[TASK OBJECTIVE]: Leave out any picture and return the remaining listing below exactly as given.
— BEGIN —
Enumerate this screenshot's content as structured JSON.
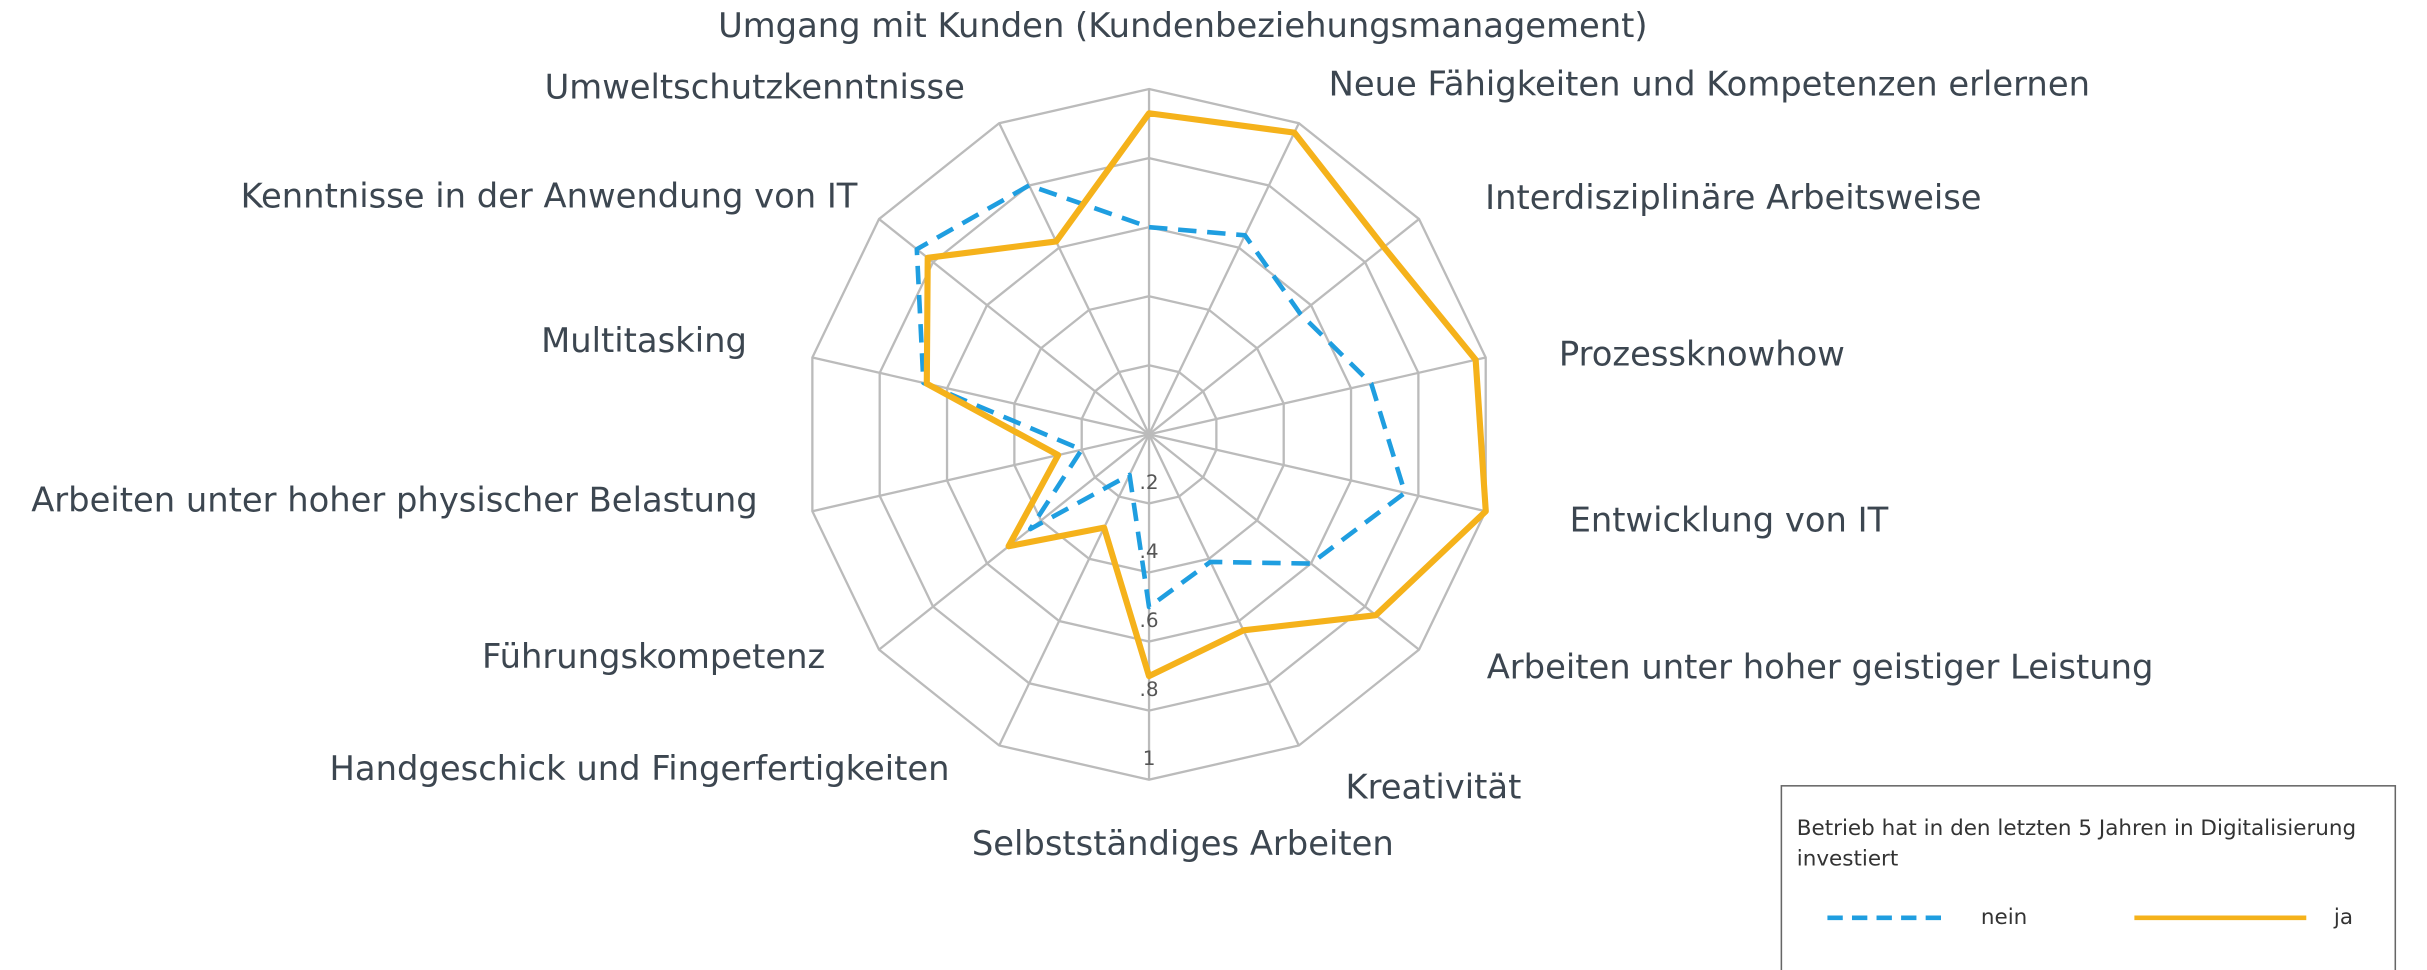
{
  "chart_data": {
    "type": "radar",
    "categories": [
      "Umgang mit Kunden (Kundenbeziehungsmanagement)",
      "Neue Fähigkeiten und Kompetenzen erlernen",
      "Interdisziplinäre Arbeitsweise",
      "Prozessknowhow",
      "Entwicklung von IT",
      "Arbeiten unter hoher geistiger Leistung",
      "Kreativität",
      "Selbstständiges Arbeiten",
      "Handgeschick und Fingerfertigkeiten",
      "Führungskompetenz",
      "Arbeiten unter hoher physischer Belastung",
      "Multitasking",
      "Kenntnisse in der Anwendung von IT",
      "Umweltschutzkenntnisse"
    ],
    "series": [
      {
        "name": "nein",
        "color": "#1f9ee0",
        "dash": true,
        "values": [
          0.6,
          0.64,
          0.56,
          0.66,
          0.76,
          0.6,
          0.41,
          0.5,
          0.13,
          0.44,
          0.2,
          0.67,
          0.86,
          0.8
        ]
      },
      {
        "name": "ja",
        "color": "#f5b21b",
        "dash": false,
        "values": [
          0.93,
          0.97,
          0.87,
          0.97,
          1.0,
          0.84,
          0.63,
          0.7,
          0.3,
          0.52,
          0.27,
          0.66,
          0.82,
          0.62
        ]
      }
    ],
    "rlim": [
      0,
      1
    ],
    "rticks": [
      {
        "value": 0.2,
        "label": ".2"
      },
      {
        "value": 0.4,
        "label": ".4"
      },
      {
        "value": 0.6,
        "label": ".6"
      },
      {
        "value": 0.8,
        "label": ".8"
      },
      1
    ],
    "legend_title": "Betrieb hat in den letzten 5 Jahren in Digitalisierung investiert",
    "legend": "lower right",
    "grid": true
  }
}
— END —
[COMPLETED EXERCISE]:
Enumerate this screenshot's content as structured JSON.
{
  "chart_data": {
    "type": "radar",
    "categories": [
      "Umgang mit Kunden (Kundenbeziehungsmanagement)",
      "Neue Fähigkeiten und Kompetenzen erlernen",
      "Interdisziplinäre Arbeitsweise",
      "Prozessknowhow",
      "Entwicklung von IT",
      "Arbeiten unter hoher geistiger Leistung",
      "Kreativität",
      "Selbstständiges Arbeiten",
      "Handgeschick und Fingerfertigkeiten",
      "Führungskompetenz",
      "Arbeiten unter hoher physischer Belastung",
      "Multitasking",
      "Kenntnisse in der Anwendung von IT",
      "Umweltschutzkenntnisse"
    ],
    "series": [
      {
        "name": "nein",
        "color": "#1f9ee0",
        "dash": true,
        "values": [
          0.6,
          0.64,
          0.56,
          0.66,
          0.76,
          0.6,
          0.41,
          0.5,
          0.13,
          0.44,
          0.2,
          0.67,
          0.86,
          0.8
        ]
      },
      {
        "name": "ja",
        "color": "#f5b21b",
        "dash": false,
        "values": [
          0.93,
          0.97,
          0.87,
          0.97,
          1.0,
          0.84,
          0.63,
          0.7,
          0.3,
          0.52,
          0.27,
          0.66,
          0.82,
          0.62
        ]
      }
    ],
    "rlim": [
      0,
      1
    ],
    "rticks": [
      {
        "value": 0.2,
        "label": ".2"
      },
      {
        "value": 0.4,
        "label": ".4"
      },
      {
        "value": 0.6,
        "label": ".6"
      },
      {
        "value": 0.8,
        "label": ".8"
      },
      1
    ],
    "legend_title": "Betrieb hat in den letzten 5 Jahren in Digitalisierung investiert",
    "legend": "lower right",
    "grid": true
  }
}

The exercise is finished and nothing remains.